## MATERIAL FOR THE TASK
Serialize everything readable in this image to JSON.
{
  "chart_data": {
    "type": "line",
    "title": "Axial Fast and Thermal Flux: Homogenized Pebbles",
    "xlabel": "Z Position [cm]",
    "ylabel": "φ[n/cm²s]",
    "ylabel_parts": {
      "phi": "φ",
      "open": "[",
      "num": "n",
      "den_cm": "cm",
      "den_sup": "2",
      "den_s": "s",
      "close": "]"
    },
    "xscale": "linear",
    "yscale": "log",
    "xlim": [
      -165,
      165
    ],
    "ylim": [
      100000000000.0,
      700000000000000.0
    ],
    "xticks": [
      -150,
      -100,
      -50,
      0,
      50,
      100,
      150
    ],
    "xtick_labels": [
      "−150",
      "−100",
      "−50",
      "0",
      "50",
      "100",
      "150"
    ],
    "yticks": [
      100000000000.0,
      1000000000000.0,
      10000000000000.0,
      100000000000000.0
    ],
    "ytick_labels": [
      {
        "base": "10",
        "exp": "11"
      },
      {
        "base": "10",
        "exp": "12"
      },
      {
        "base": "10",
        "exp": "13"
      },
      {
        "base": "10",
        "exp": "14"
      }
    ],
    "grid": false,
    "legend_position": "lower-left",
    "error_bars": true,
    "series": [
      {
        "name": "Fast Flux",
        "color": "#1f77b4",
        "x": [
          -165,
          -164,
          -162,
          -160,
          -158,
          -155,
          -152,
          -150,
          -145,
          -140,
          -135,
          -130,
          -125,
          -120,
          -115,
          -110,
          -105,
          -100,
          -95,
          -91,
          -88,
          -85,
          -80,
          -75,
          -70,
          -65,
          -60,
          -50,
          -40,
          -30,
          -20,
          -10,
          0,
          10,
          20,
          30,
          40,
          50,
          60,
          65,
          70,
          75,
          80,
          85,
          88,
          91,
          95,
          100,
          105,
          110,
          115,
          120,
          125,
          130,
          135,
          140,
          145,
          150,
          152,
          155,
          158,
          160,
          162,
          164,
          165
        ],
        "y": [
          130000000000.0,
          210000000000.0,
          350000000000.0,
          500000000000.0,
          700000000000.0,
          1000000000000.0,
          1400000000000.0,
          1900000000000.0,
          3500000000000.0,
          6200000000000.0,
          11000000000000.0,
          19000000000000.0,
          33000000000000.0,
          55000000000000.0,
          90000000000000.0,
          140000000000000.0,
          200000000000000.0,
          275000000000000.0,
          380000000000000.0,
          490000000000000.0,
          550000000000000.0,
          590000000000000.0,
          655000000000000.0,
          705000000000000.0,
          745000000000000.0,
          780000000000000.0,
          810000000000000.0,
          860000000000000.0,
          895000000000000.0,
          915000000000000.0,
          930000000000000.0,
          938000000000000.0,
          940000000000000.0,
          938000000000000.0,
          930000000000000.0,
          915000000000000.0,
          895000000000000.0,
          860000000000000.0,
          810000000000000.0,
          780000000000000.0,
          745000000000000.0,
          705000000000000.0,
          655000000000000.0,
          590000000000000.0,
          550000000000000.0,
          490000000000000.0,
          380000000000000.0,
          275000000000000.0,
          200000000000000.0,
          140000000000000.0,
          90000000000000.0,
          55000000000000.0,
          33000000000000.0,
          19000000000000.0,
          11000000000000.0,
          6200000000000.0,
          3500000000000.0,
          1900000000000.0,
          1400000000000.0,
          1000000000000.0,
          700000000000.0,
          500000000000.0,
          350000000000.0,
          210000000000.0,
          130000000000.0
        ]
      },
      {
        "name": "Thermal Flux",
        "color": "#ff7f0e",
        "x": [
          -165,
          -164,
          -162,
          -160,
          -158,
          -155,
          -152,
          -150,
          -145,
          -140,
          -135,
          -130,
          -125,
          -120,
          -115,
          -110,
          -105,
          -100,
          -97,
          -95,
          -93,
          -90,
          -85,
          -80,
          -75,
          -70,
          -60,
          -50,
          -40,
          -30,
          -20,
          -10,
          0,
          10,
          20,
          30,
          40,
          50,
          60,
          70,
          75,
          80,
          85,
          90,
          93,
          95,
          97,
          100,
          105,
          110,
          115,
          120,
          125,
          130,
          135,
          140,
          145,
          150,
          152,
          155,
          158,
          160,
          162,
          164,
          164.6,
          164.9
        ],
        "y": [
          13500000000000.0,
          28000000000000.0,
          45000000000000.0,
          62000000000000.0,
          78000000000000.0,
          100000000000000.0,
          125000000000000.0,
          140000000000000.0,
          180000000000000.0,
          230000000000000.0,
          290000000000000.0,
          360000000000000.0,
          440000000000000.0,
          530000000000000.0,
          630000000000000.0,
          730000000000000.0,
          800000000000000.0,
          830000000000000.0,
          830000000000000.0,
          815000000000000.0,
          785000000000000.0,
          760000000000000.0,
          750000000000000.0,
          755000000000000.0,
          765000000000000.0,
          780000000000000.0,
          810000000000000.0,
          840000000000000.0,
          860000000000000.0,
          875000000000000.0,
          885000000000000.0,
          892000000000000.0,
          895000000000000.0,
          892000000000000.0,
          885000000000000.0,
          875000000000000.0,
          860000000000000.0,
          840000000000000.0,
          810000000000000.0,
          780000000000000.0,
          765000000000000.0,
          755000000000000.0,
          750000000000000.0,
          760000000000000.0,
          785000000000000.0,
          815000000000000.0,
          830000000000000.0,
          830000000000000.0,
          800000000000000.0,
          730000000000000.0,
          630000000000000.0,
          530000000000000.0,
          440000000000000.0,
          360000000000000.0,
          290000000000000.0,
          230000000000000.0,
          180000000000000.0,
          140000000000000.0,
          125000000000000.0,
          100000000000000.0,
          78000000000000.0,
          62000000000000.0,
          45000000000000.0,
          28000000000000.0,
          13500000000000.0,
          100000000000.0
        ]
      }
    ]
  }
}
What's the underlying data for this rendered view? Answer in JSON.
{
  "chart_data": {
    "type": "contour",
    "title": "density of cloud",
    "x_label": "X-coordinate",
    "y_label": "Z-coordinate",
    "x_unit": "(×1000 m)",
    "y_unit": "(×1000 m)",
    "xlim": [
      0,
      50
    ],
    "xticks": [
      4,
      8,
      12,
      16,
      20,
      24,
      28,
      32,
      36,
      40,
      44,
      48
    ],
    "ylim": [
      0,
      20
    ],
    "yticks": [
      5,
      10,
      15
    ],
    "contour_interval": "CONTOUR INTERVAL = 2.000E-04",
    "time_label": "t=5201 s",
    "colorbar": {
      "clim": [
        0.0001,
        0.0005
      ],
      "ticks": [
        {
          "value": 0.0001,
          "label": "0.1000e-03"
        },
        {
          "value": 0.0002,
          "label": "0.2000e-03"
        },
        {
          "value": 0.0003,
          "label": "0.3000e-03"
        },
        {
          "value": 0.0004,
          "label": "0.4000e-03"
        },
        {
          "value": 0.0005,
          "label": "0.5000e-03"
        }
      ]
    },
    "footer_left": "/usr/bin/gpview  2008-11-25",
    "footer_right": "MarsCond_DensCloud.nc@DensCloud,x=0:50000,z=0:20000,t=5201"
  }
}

## OBJECTIVE
Output every record above exactly as it appears.

## TASK RESULT
Serialize everything readable in this image to JSON.
{
  "chart_data": {
    "type": "line",
    "title": "Axial Fast and Thermal Flux: Homogenized Pebbles",
    "xlabel": "Z Position [cm]",
    "ylabel": "φ[n/cm²s]",
    "ylabel_parts": {
      "phi": "φ",
      "open": "[",
      "num": "n",
      "den_cm": "cm",
      "den_sup": "2",
      "den_s": "s",
      "close": "]"
    },
    "xscale": "linear",
    "yscale": "log",
    "xlim": [
      -165,
      165
    ],
    "ylim": [
      100000000000.0,
      700000000000000.0
    ],
    "xticks": [
      -150,
      -100,
      -50,
      0,
      50,
      100,
      150
    ],
    "xtick_labels": [
      "−150",
      "−100",
      "−50",
      "0",
      "50",
      "100",
      "150"
    ],
    "yticks": [
      100000000000.0,
      1000000000000.0,
      10000000000000.0,
      100000000000000.0
    ],
    "ytick_labels": [
      {
        "base": "10",
        "exp": "11"
      },
      {
        "base": "10",
        "exp": "12"
      },
      {
        "base": "10",
        "exp": "13"
      },
      {
        "base": "10",
        "exp": "14"
      }
    ],
    "grid": false,
    "legend_position": "lower-left",
    "error_bars": true,
    "series": [
      {
        "name": "Fast Flux",
        "color": "#1f77b4",
        "x": [
          -165,
          -164,
          -162,
          -160,
          -158,
          -155,
          -152,
          -150,
          -145,
          -140,
          -135,
          -130,
          -125,
          -120,
          -115,
          -110,
          -105,
          -100,
          -95,
          -91,
          -88,
          -85,
          -80,
          -75,
          -70,
          -65,
          -60,
          -50,
          -40,
          -30,
          -20,
          -10,
          0,
          10,
          20,
          30,
          40,
          50,
          60,
          65,
          70,
          75,
          80,
          85,
          88,
          91,
          95,
          100,
          105,
          110,
          115,
          120,
          125,
          130,
          135,
          140,
          145,
          150,
          152,
          155,
          158,
          160,
          162,
          164,
          165
        ],
        "y": [
          130000000000.0,
          210000000000.0,
          350000000000.0,
          500000000000.0,
          700000000000.0,
          1000000000000.0,
          1400000000000.0,
          1900000000000.0,
          3500000000000.0,
          6200000000000.0,
          11000000000000.0,
          19000000000000.0,
          33000000000000.0,
          55000000000000.0,
          90000000000000.0,
          140000000000000.0,
          200000000000000.0,
          275000000000000.0,
          380000000000000.0,
          490000000000000.0,
          550000000000000.0,
          590000000000000.0,
          655000000000000.0,
          705000000000000.0,
          745000000000000.0,
          780000000000000.0,
          810000000000000.0,
          860000000000000.0,
          895000000000000.0,
          915000000000000.0,
          930000000000000.0,
          938000000000000.0,
          940000000000000.0,
          938000000000000.0,
          930000000000000.0,
          915000000000000.0,
          895000000000000.0,
          860000000000000.0,
          810000000000000.0,
          780000000000000.0,
          745000000000000.0,
          705000000000000.0,
          655000000000000.0,
          590000000000000.0,
          550000000000000.0,
          490000000000000.0,
          380000000000000.0,
          275000000000000.0,
          200000000000000.0,
          140000000000000.0,
          90000000000000.0,
          55000000000000.0,
          33000000000000.0,
          19000000000000.0,
          11000000000000.0,
          6200000000000.0,
          3500000000000.0,
          1900000000000.0,
          1400000000000.0,
          1000000000000.0,
          700000000000.0,
          500000000000.0,
          350000000000.0,
          210000000000.0,
          130000000000.0
        ]
      },
      {
        "name": "Thermal Flux",
        "color": "#ff7f0e",
        "x": [
          -165,
          -164,
          -162,
          -160,
          -158,
          -155,
          -152,
          -150,
          -145,
          -140,
          -135,
          -130,
          -125,
          -120,
          -115,
          -110,
          -105,
          -100,
          -97,
          -95,
          -93,
          -90,
          -85,
          -80,
          -75,
          -70,
          -60,
          -50,
          -40,
          -30,
          -20,
          -10,
          0,
          10,
          20,
          30,
          40,
          50,
          60,
          70,
          75,
          80,
          85,
          90,
          93,
          95,
          97,
          100,
          105,
          110,
          115,
          120,
          125,
          130,
          135,
          140,
          145,
          150,
          152,
          155,
          158,
          160,
          162,
          164,
          164.6,
          164.9
        ],
        "y": [
          13500000000000.0,
          28000000000000.0,
          45000000000000.0,
          62000000000000.0,
          78000000000000.0,
          100000000000000.0,
          125000000000000.0,
          140000000000000.0,
          180000000000000.0,
          230000000000000.0,
          290000000000000.0,
          360000000000000.0,
          440000000000000.0,
          530000000000000.0,
          630000000000000.0,
          730000000000000.0,
          800000000000000.0,
          830000000000000.0,
          830000000000000.0,
          815000000000000.0,
          785000000000000.0,
          760000000000000.0,
          750000000000000.0,
          755000000000000.0,
          765000000000000.0,
          780000000000000.0,
          810000000000000.0,
          840000000000000.0,
          860000000000000.0,
          875000000000000.0,
          885000000000000.0,
          892000000000000.0,
          895000000000000.0,
          892000000000000.0,
          885000000000000.0,
          875000000000000.0,
          860000000000000.0,
          840000000000000.0,
          810000000000000.0,
          780000000000000.0,
          765000000000000.0,
          755000000000000.0,
          750000000000000.0,
          760000000000000.0,
          785000000000000.0,
          815000000000000.0,
          830000000000000.0,
          830000000000000.0,
          800000000000000.0,
          730000000000000.0,
          630000000000000.0,
          530000000000000.0,
          440000000000000.0,
          360000000000000.0,
          290000000000000.0,
          230000000000000.0,
          180000000000000.0,
          140000000000000.0,
          125000000000000.0,
          100000000000000.0,
          78000000000000.0,
          62000000000000.0,
          45000000000000.0,
          28000000000000.0,
          13500000000000.0,
          100000000000.0
        ]
      }
    ]
  }
}
What's the underlying data for this rendered view? Answer in JSON.
{
  "chart_data": {
    "type": "contour",
    "title": "density of cloud",
    "x_label": "X-coordinate",
    "y_label": "Z-coordinate",
    "x_unit": "(×1000 m)",
    "y_unit": "(×1000 m)",
    "xlim": [
      0,
      50
    ],
    "xticks": [
      4,
      8,
      12,
      16,
      20,
      24,
      28,
      32,
      36,
      40,
      44,
      48
    ],
    "ylim": [
      0,
      20
    ],
    "yticks": [
      5,
      10,
      15
    ],
    "contour_interval": "CONTOUR INTERVAL = 2.000E-04",
    "time_label": "t=5201 s",
    "colorbar": {
      "clim": [
        0.0001,
        0.0005
      ],
      "ticks": [
        {
          "value": 0.0001,
          "label": "0.1000e-03"
        },
        {
          "value": 0.0002,
          "label": "0.2000e-03"
        },
        {
          "value": 0.0003,
          "label": "0.3000e-03"
        },
        {
          "value": 0.0004,
          "label": "0.4000e-03"
        },
        {
          "value": 0.0005,
          "label": "0.5000e-03"
        }
      ]
    },
    "footer_left": "/usr/bin/gpview  2008-11-25",
    "footer_right": "MarsCond_DensCloud.nc@DensCloud,x=0:50000,z=0:20000,t=5201"
  }
}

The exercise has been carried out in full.